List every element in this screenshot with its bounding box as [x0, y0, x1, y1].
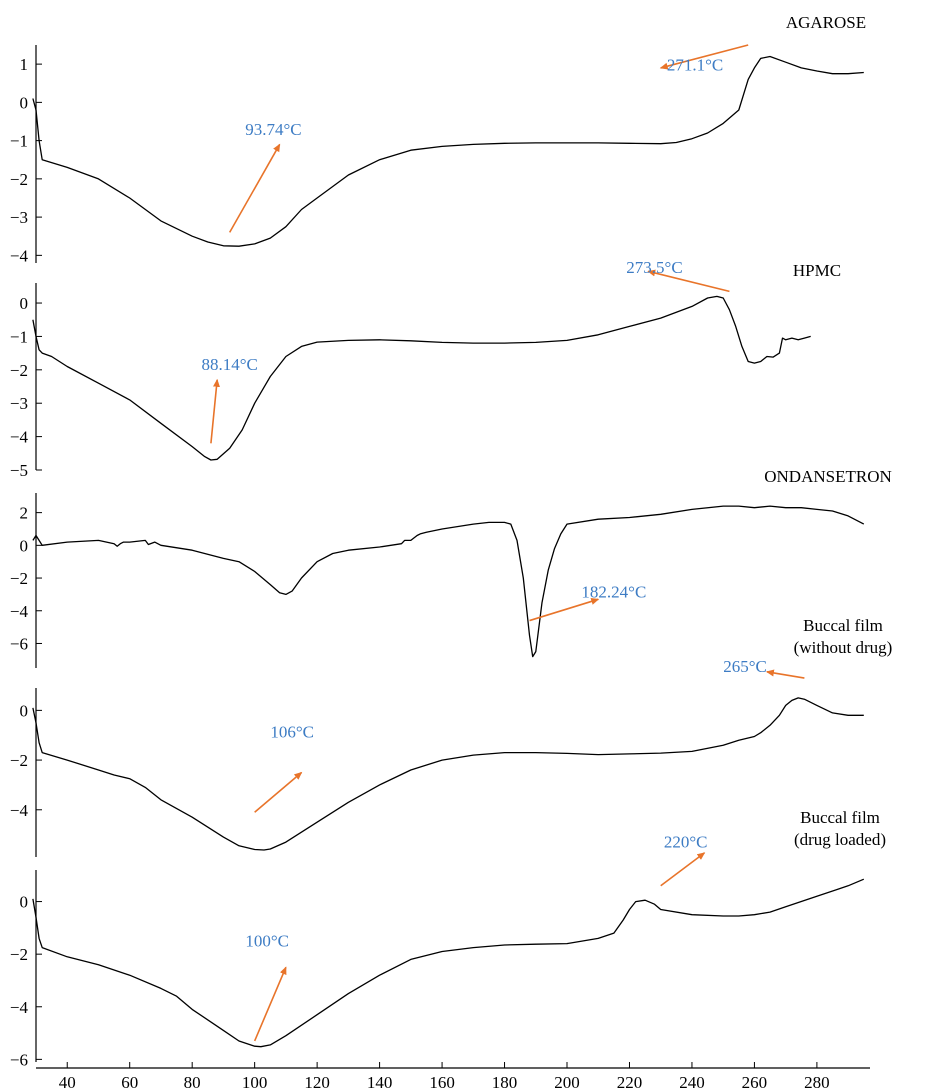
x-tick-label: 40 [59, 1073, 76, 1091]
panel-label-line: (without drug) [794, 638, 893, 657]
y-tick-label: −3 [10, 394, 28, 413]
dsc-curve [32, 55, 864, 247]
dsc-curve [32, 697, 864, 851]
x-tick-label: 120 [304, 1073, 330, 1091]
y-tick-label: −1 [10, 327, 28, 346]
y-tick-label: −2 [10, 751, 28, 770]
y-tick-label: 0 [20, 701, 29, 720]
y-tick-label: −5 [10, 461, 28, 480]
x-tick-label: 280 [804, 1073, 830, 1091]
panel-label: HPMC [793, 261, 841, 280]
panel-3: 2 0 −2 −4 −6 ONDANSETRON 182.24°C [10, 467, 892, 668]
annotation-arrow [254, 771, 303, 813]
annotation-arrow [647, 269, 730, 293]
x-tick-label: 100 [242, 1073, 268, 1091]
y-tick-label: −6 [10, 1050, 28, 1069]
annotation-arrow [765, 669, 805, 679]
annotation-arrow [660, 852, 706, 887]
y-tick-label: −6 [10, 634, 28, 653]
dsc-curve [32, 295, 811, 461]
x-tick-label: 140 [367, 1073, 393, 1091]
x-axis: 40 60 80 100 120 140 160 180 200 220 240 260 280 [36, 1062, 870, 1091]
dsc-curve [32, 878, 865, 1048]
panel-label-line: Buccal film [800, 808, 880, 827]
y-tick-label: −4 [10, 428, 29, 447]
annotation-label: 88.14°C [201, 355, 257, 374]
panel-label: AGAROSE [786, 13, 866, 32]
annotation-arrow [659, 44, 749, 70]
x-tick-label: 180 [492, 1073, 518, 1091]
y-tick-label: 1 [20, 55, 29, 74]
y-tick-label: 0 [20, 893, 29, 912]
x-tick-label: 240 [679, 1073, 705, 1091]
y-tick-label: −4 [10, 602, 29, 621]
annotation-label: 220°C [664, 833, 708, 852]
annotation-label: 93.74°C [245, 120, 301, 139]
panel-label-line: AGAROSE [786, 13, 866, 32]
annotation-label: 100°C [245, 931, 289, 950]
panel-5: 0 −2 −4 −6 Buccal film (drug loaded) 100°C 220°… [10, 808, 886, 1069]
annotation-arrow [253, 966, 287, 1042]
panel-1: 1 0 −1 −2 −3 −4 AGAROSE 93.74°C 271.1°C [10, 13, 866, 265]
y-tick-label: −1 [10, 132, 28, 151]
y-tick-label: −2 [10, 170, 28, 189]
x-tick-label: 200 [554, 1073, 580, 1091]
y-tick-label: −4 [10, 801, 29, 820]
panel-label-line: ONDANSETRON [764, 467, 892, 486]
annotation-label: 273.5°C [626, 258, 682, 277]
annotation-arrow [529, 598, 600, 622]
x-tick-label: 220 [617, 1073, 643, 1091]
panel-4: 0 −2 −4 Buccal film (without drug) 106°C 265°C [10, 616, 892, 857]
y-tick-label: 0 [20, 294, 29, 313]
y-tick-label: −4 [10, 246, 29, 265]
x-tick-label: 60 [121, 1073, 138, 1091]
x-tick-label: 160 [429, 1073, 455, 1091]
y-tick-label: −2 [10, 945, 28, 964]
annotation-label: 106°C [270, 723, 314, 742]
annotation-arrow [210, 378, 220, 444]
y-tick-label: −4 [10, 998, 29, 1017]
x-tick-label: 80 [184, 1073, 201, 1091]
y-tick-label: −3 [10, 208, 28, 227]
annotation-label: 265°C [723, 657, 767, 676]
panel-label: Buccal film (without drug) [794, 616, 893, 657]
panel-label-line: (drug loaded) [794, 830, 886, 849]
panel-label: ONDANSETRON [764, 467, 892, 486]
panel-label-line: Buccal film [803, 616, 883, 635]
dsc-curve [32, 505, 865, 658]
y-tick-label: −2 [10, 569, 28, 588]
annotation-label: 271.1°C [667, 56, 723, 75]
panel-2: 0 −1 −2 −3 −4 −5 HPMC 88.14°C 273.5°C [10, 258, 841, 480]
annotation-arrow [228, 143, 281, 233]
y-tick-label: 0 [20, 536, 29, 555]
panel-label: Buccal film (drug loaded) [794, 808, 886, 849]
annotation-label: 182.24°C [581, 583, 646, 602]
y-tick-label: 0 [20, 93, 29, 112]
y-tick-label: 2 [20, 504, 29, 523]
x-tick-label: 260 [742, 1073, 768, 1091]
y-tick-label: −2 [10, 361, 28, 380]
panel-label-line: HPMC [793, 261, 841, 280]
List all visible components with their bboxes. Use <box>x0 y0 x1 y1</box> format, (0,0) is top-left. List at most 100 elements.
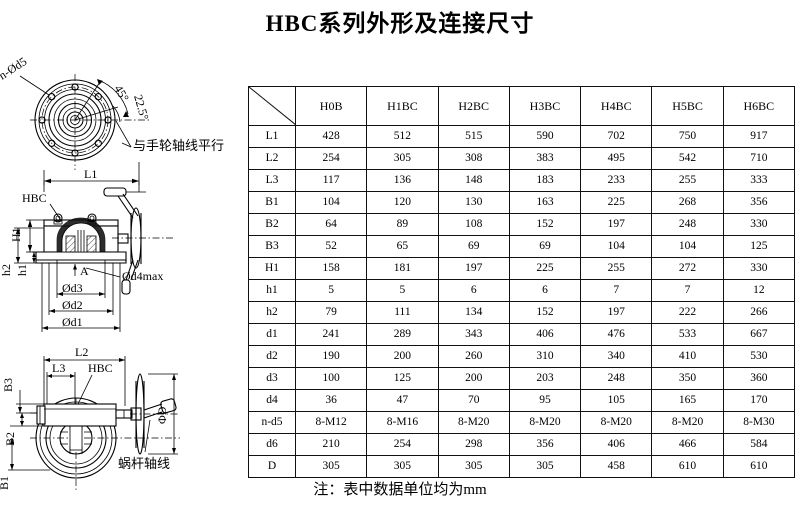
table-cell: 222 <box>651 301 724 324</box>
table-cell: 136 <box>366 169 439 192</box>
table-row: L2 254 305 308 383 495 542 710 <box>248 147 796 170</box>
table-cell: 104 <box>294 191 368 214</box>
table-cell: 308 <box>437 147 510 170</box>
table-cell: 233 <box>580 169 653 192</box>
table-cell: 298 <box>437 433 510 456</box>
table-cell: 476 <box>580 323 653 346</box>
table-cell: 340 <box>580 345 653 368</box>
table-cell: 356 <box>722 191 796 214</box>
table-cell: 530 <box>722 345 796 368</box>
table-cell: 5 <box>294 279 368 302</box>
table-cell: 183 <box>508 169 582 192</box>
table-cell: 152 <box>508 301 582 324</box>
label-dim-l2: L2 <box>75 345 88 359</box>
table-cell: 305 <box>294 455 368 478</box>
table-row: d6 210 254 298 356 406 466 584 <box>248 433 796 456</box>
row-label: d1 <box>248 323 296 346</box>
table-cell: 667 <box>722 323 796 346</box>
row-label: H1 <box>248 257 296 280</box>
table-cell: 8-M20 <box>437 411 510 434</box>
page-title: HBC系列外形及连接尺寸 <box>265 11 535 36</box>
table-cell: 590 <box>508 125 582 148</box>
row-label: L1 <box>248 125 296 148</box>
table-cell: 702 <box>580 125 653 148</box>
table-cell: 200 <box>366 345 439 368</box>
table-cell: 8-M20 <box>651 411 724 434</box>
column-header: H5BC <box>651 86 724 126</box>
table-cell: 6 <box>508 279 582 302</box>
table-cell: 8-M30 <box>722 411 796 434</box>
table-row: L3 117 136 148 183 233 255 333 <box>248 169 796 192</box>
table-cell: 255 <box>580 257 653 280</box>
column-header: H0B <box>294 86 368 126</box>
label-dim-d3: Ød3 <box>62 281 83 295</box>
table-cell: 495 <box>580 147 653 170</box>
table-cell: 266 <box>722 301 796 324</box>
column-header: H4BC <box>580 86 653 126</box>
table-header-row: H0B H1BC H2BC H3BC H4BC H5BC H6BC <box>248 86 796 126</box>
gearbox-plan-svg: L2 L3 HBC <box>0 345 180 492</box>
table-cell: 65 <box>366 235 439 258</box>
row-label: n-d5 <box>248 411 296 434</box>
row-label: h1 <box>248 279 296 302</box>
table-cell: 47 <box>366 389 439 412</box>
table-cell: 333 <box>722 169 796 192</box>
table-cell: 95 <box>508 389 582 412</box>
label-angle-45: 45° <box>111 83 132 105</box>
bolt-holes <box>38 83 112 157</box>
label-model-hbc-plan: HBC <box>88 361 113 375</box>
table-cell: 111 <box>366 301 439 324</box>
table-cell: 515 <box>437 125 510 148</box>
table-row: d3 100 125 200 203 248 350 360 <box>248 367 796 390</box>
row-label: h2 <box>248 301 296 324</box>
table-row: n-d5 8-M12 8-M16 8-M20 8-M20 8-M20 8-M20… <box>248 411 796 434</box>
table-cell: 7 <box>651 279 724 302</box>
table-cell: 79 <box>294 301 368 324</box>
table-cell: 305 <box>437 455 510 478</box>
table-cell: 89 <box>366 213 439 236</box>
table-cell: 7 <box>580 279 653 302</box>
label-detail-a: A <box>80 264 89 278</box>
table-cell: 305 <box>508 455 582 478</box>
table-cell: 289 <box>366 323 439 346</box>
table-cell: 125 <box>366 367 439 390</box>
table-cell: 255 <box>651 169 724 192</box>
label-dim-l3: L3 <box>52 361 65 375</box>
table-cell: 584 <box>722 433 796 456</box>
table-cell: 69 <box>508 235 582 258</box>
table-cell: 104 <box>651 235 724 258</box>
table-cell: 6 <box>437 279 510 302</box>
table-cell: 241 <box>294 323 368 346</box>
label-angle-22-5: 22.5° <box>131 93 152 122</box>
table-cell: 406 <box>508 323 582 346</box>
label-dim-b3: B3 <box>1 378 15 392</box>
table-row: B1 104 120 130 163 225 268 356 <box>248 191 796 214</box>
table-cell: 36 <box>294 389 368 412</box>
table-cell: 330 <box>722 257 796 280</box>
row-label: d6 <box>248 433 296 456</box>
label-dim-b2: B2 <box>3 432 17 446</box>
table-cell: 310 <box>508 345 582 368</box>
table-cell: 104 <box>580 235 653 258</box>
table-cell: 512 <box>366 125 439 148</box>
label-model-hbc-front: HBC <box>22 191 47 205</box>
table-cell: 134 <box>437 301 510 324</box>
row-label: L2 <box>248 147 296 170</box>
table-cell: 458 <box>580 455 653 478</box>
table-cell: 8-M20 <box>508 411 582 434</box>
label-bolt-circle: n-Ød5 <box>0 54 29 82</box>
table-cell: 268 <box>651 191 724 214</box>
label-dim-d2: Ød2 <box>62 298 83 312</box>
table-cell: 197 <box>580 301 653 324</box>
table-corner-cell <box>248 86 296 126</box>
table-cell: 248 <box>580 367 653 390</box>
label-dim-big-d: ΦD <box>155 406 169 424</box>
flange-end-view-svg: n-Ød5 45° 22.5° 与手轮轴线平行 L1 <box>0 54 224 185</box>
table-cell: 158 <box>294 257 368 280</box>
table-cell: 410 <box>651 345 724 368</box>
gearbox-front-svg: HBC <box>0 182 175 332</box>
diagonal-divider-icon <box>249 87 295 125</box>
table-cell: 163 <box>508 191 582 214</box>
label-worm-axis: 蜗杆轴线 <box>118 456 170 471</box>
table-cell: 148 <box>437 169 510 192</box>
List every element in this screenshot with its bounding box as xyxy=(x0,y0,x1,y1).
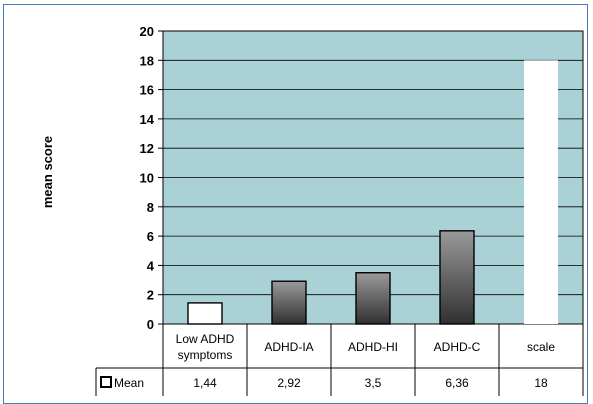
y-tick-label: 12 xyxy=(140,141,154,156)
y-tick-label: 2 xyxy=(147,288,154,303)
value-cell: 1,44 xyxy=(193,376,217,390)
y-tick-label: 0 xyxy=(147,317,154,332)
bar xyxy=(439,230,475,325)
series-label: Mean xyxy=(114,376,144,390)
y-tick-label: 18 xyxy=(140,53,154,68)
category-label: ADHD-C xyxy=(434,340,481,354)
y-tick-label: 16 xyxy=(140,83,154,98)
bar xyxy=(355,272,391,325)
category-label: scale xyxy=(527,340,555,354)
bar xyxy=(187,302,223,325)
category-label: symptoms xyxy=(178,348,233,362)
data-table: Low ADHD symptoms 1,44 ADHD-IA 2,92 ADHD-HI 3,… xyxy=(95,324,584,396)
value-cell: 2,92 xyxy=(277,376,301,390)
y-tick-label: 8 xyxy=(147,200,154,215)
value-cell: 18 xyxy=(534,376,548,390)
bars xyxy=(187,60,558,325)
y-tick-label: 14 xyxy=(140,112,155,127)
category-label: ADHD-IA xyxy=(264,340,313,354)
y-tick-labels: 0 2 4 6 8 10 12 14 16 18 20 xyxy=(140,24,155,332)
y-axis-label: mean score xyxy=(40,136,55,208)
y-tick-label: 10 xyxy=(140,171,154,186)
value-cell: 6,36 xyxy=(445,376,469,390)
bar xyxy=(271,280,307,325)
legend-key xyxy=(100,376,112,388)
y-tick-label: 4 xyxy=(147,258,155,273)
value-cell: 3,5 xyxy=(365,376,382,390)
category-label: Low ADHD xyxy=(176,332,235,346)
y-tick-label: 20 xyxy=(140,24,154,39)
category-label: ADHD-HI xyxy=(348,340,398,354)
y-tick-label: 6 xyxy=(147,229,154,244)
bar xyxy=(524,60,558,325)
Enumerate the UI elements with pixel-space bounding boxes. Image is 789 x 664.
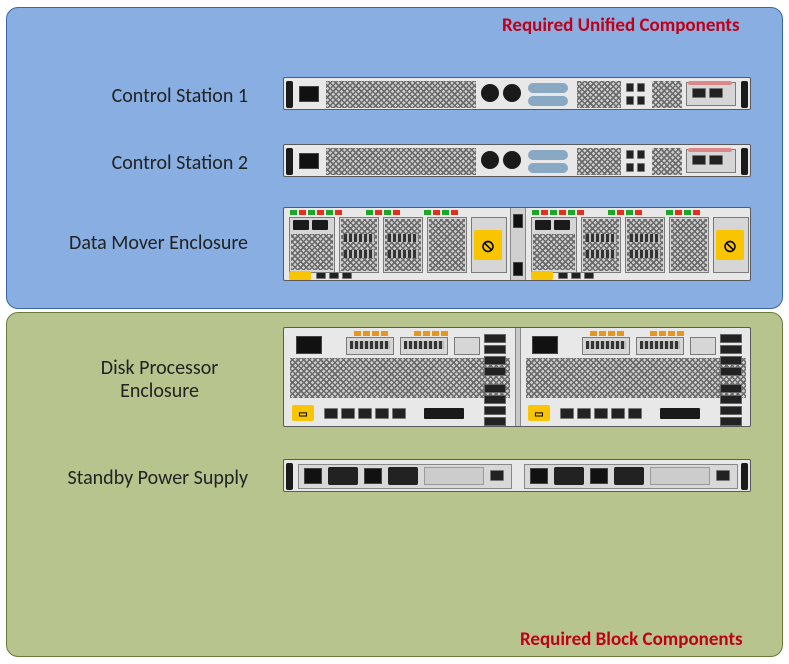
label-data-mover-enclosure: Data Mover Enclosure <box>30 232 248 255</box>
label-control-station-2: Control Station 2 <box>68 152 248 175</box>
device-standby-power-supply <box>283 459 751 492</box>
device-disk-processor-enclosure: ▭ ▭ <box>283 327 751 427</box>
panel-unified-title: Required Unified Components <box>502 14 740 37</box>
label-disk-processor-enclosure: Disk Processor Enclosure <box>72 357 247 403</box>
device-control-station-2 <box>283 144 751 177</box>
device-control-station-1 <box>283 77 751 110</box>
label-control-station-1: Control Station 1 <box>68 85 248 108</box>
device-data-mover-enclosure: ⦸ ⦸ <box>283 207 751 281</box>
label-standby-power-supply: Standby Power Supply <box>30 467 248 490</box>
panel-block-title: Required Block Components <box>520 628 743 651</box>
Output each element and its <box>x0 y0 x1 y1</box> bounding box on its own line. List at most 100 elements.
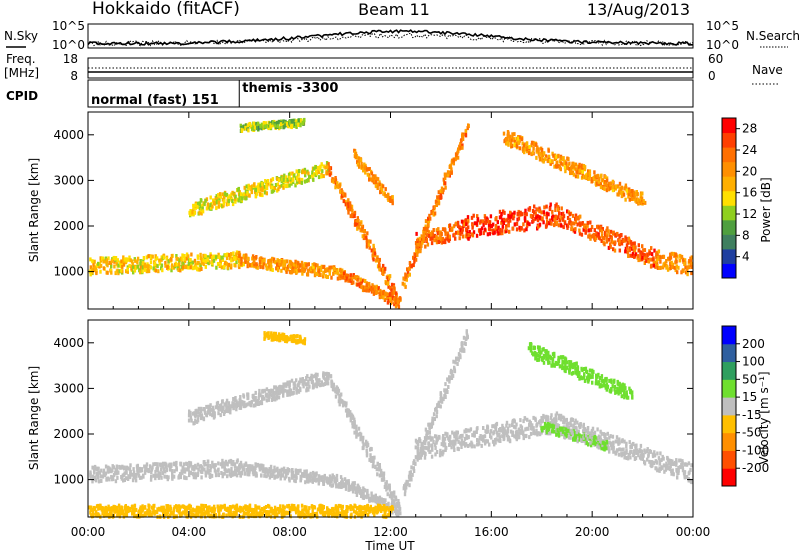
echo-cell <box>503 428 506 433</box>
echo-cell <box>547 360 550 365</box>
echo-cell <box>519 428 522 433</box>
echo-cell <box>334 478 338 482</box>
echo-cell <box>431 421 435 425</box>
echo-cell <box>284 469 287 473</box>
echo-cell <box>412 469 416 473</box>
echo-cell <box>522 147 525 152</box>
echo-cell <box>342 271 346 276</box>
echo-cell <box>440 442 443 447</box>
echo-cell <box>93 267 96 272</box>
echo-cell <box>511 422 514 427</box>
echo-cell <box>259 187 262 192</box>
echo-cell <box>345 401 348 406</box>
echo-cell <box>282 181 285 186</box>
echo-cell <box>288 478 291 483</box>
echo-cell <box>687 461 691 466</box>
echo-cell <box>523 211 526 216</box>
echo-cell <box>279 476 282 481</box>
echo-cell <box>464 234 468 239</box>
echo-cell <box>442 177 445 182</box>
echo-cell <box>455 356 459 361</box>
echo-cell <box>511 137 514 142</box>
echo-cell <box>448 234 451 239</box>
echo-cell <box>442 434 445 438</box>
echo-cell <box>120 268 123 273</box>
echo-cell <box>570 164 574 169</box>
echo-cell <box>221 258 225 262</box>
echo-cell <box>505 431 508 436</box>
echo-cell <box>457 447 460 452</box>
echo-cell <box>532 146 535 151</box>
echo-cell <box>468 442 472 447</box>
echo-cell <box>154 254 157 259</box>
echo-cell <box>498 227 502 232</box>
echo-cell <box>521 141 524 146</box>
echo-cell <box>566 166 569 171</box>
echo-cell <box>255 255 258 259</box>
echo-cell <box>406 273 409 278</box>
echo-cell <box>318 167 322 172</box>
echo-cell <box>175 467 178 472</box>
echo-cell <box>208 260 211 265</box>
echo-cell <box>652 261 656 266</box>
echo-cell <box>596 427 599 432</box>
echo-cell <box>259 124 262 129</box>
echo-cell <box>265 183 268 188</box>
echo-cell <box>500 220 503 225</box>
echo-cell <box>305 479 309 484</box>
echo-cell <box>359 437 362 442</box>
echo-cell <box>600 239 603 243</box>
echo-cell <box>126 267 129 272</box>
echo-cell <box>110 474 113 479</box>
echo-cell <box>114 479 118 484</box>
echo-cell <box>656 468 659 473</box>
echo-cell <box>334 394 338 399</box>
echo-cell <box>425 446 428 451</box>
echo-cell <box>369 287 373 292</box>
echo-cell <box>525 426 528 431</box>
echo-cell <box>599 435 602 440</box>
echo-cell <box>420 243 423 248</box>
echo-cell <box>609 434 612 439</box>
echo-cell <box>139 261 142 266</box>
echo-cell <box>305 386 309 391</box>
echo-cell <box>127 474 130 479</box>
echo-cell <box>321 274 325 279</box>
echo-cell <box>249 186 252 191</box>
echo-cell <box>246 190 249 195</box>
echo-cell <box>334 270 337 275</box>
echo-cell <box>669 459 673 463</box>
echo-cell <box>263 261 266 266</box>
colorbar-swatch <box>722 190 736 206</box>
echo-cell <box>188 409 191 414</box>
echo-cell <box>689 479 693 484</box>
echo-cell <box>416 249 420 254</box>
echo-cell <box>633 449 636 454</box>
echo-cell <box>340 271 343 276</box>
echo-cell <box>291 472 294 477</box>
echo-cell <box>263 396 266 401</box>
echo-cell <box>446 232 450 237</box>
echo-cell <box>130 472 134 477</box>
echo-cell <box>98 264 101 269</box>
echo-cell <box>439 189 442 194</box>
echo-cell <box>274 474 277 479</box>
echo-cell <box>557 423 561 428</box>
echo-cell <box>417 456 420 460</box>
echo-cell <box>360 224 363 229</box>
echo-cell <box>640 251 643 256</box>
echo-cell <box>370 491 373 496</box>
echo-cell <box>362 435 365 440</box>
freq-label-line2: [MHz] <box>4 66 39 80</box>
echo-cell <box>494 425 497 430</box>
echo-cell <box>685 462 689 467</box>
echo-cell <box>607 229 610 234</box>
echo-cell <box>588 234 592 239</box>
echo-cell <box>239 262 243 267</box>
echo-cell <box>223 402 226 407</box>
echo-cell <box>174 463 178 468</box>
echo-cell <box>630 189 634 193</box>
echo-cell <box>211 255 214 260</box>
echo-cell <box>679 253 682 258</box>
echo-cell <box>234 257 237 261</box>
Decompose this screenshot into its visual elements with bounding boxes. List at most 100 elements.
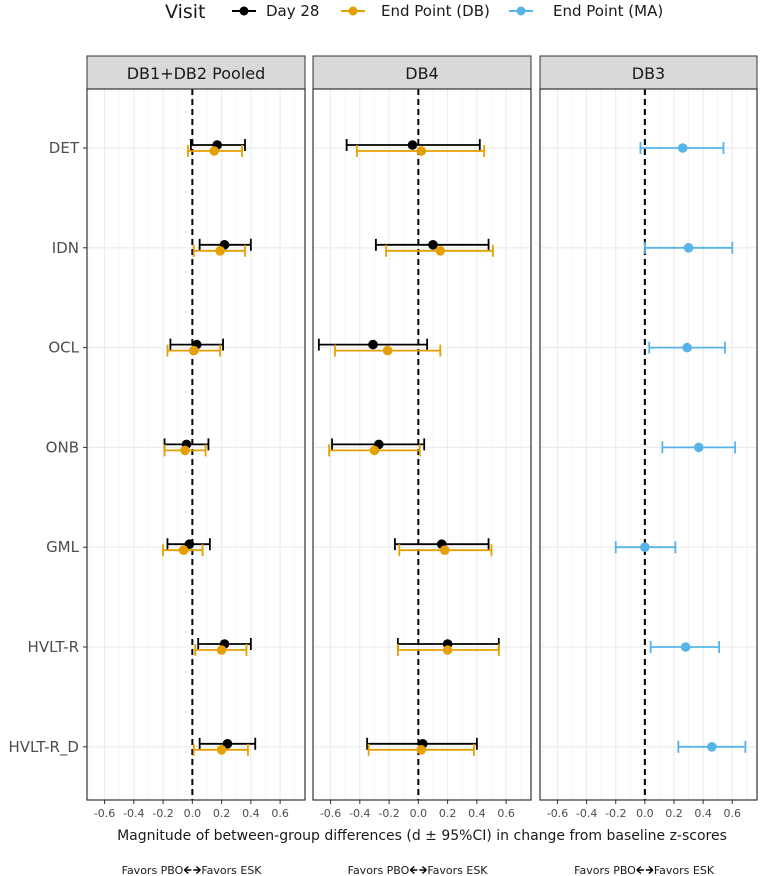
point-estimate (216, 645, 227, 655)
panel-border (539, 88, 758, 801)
....
• _EXERCISE OBJECTIVE_
Put everything in the records from the line containing "echo-cell <box>503 428 506 433</box>" down to the line containing "echo-cell <box>521 141 524 146</box>", both included, into a JSON list of strings with one string per line. Leave out blank lines.

• _ANSWER FOR THIS EXERCISE_
[
  "echo-cell <box>503 428 506 433</box>",
  "echo-cell <box>547 360 550 365</box>",
  "echo-cell <box>519 428 522 433</box>",
  "echo-cell <box>334 478 338 482</box>",
  "echo-cell <box>431 421 435 425</box>",
  "echo-cell <box>284 469 287 473</box>",
  "echo-cell <box>412 469 416 473</box>",
  "echo-cell <box>522 147 525 152</box>",
  "echo-cell <box>342 271 346 276</box>",
  "echo-cell <box>440 442 443 447</box>",
  "echo-cell <box>93 267 96 272</box>",
  "echo-cell <box>511 422 514 427</box>",
  "echo-cell <box>259 187 262 192</box>",
  "echo-cell <box>345 401 348 406</box>",
  "echo-cell <box>282 181 285 186</box>",
  "echo-cell <box>288 478 291 483</box>",
  "echo-cell <box>687 461 691 466</box>",
  "echo-cell <box>523 211 526 216</box>",
  "echo-cell <box>279 476 282 481</box>",
  "echo-cell <box>464 234 468 239</box>",
  "echo-cell <box>442 177 445 182</box>",
  "echo-cell <box>455 356 459 361</box>",
  "echo-cell <box>511 137 514 142</box>",
  "echo-cell <box>448 234 451 239</box>",
  "echo-cell <box>442 434 445 438</box>",
  "echo-cell <box>120 268 123 273</box>",
  "echo-cell <box>570 164 574 169</box>",
  "echo-cell <box>221 258 225 262</box>",
  "echo-cell <box>505 431 508 436</box>",
  "echo-cell <box>457 447 460 452</box>",
  "echo-cell <box>532 146 535 151</box>",
  "echo-cell <box>468 442 472 447</box>",
  "echo-cell <box>154 254 157 259</box>",
  "echo-cell <box>498 227 502 232</box>",
  "echo-cell <box>521 141 524 146</box>"
]